***** Entries supplied *****

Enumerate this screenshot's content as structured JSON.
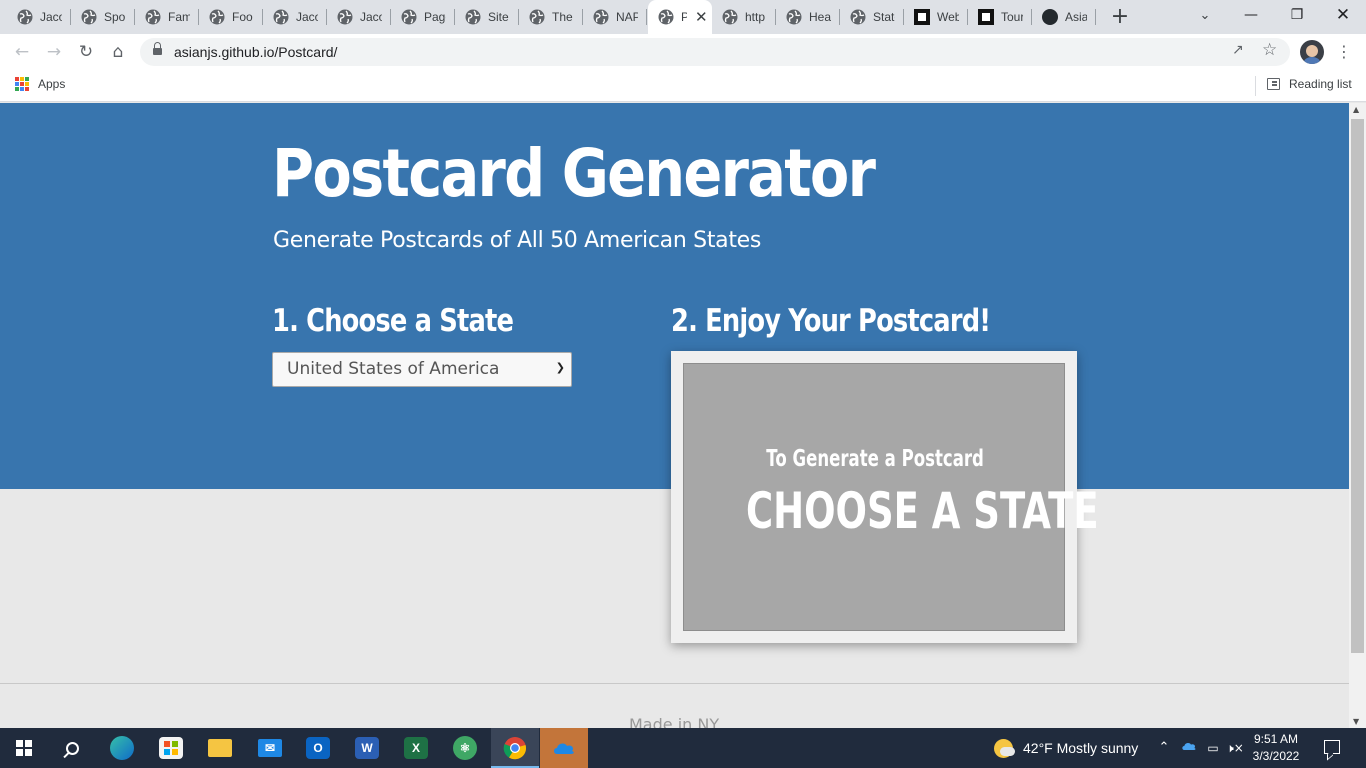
{
  "browser": {
    "tabs": [
      {
        "title": "Jaco",
        "icon": "globe-icon"
      },
      {
        "title": "Spo",
        "icon": "globe-icon"
      },
      {
        "title": "Fam",
        "icon": "globe-icon"
      },
      {
        "title": "Foo",
        "icon": "globe-icon"
      },
      {
        "title": "Jaco",
        "icon": "globe-icon"
      },
      {
        "title": "Jaco",
        "icon": "globe-icon"
      },
      {
        "title": "Page",
        "icon": "globe-icon"
      },
      {
        "title": "Site",
        "icon": "globe-icon"
      },
      {
        "title": "The",
        "icon": "globe-icon"
      },
      {
        "title": "NAP",
        "icon": "globe-icon"
      },
      {
        "title": "P",
        "icon": "globe-icon",
        "active": true
      },
      {
        "title": "http",
        "icon": "globe-icon"
      },
      {
        "title": "Heal",
        "icon": "globe-icon"
      },
      {
        "title": "State",
        "icon": "globe-icon"
      },
      {
        "title": "Web",
        "icon": "square-logo-icon"
      },
      {
        "title": "Tour",
        "icon": "square-logo-icon"
      },
      {
        "title": "Asia",
        "icon": "github-icon"
      }
    ],
    "url": "asianjs.github.io/Postcard/",
    "bookmarks": {
      "apps_label": "Apps",
      "reading_list_label": "Reading list"
    }
  },
  "page": {
    "title": "Postcard Generator",
    "subtitle": "Generate Postcards of All 50 American States",
    "step1_heading": "1. Choose a State",
    "step2_heading": "2. Enjoy Your Postcard!",
    "state_select": {
      "selected": "United States of America"
    },
    "postcard": {
      "small_text": "To Generate a Postcard",
      "big_text": "CHOOSE A STATE"
    },
    "footer": "Made in NY"
  },
  "colors": {
    "hero_bg": "#3875ae",
    "postcard_bg": "#a7a7a7",
    "page_bg": "#e8e8e8"
  },
  "taskbar": {
    "apps": [
      "start-icon",
      "search-icon",
      "edge-icon",
      "store-icon",
      "file-explorer-icon",
      "mail-icon",
      "outlook-icon",
      "word-icon",
      "excel-icon",
      "atom-icon",
      "chrome-icon",
      "onedrive-icon"
    ],
    "weather": "42°F  Mostly sunny",
    "time": "9:51 AM",
    "date": "3/3/2022"
  }
}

*****

▶ **Task statement**
Find the lines that include the string "Generate", then copy each of them.

▶ **Result of the exercise**
    "subtitle": "Generate Postcards of All 50 American States",
      "small_text": "To Generate a Postcard",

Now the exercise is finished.